§ **A block of data**:
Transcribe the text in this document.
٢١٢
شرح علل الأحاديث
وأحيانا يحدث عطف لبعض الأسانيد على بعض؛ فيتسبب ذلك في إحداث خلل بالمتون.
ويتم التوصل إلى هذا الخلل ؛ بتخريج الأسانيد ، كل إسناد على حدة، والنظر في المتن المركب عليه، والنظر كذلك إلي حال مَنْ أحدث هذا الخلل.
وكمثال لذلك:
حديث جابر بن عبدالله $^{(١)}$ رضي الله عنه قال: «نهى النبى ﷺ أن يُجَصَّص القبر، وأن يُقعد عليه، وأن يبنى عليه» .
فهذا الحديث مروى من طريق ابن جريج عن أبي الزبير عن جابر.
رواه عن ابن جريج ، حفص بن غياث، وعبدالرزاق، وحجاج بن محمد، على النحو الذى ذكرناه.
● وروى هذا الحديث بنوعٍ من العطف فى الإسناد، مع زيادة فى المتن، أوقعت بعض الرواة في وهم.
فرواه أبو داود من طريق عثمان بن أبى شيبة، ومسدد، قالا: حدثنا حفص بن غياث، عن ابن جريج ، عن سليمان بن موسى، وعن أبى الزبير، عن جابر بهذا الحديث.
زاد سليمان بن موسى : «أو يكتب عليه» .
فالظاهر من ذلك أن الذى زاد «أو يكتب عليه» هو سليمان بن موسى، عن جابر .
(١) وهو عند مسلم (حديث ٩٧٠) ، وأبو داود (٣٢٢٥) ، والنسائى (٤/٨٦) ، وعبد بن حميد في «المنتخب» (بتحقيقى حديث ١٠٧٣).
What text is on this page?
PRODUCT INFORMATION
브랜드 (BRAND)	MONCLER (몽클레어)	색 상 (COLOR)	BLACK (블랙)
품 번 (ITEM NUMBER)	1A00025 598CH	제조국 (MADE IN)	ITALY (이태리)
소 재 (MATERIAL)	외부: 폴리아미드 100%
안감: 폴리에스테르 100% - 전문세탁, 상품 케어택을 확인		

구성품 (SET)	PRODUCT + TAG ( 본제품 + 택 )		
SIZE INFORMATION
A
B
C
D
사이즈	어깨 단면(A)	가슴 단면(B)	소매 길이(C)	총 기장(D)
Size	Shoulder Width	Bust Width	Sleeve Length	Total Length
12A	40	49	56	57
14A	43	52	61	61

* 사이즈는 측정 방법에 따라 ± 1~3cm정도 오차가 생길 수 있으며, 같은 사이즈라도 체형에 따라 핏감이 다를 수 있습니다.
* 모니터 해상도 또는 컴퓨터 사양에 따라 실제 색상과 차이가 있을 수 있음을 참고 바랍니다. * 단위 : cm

§ **What is expected**: Give an exact copy of all the data shown above.

§ **Problem solution**:
Transcribe the text in this document.
٢١٢
شرح علل الأحاديث
وأحيانا يحدث عطف لبعض الأسانيد على بعض؛ فيتسبب ذلك في إحداث خلل بالمتون.
ويتم التوصل إلى هذا الخلل ؛ بتخريج الأسانيد ، كل إسناد على حدة، والنظر في المتن المركب عليه، والنظر كذلك إلي حال مَنْ أحدث هذا الخلل.
وكمثال لذلك:
حديث جابر بن عبدالله $^{(١)}$ رضي الله عنه قال: «نهى النبى ﷺ أن يُجَصَّص القبر، وأن يُقعد عليه، وأن يبنى عليه» .
فهذا الحديث مروى من طريق ابن جريج عن أبي الزبير عن جابر.
رواه عن ابن جريج ، حفص بن غياث، وعبدالرزاق، وحجاج بن محمد، على النحو الذى ذكرناه.
● وروى هذا الحديث بنوعٍ من العطف فى الإسناد، مع زيادة فى المتن، أوقعت بعض الرواة في وهم.
فرواه أبو داود من طريق عثمان بن أبى شيبة، ومسدد، قالا: حدثنا حفص بن غياث، عن ابن جريج ، عن سليمان بن موسى، وعن أبى الزبير، عن جابر بهذا الحديث.
زاد سليمان بن موسى : «أو يكتب عليه» .
فالظاهر من ذلك أن الذى زاد «أو يكتب عليه» هو سليمان بن موسى، عن جابر .
(١) وهو عند مسلم (حديث ٩٧٠) ، وأبو داود (٣٢٢٥) ، والنسائى (٤/٨٦) ، وعبد بن حميد في «المنتخب» (بتحقيقى حديث ١٠٧٣).
What text is on this page?
PRODUCT INFORMATION
브랜드 (BRAND)	MONCLER (몽클레어)	색 상 (COLOR)	BLACK (블랙)
품 번 (ITEM NUMBER)	1A00025 598CH	제조국 (MADE IN)	ITALY (이태리)
소 재 (MATERIAL)	외부: 폴리아미드 100%
안감: 폴리에스테르 100% - 전문세탁, 상품 케어택을 확인		

구성품 (SET)	PRODUCT + TAG ( 본제품 + 택 )		
SIZE INFORMATION
A
B
C
D
사이즈	어깨 단면(A)	가슴 단면(B)	소매 길이(C)	총 기장(D)
Size	Shoulder Width	Bust Width	Sleeve Length	Total Length
12A	40	49	56	57
14A	43	52	61	61

* 사이즈는 측정 방법에 따라 ± 1~3cm정도 오차가 생길 수 있으며, 같은 사이즈라도 체형에 따라 핏감이 다를 수 있습니다.
* 모니터 해상도 또는 컴퓨터 사양에 따라 실제 색상과 차이가 있을 수 있음을 참고 바랍니다. * 단위 : cm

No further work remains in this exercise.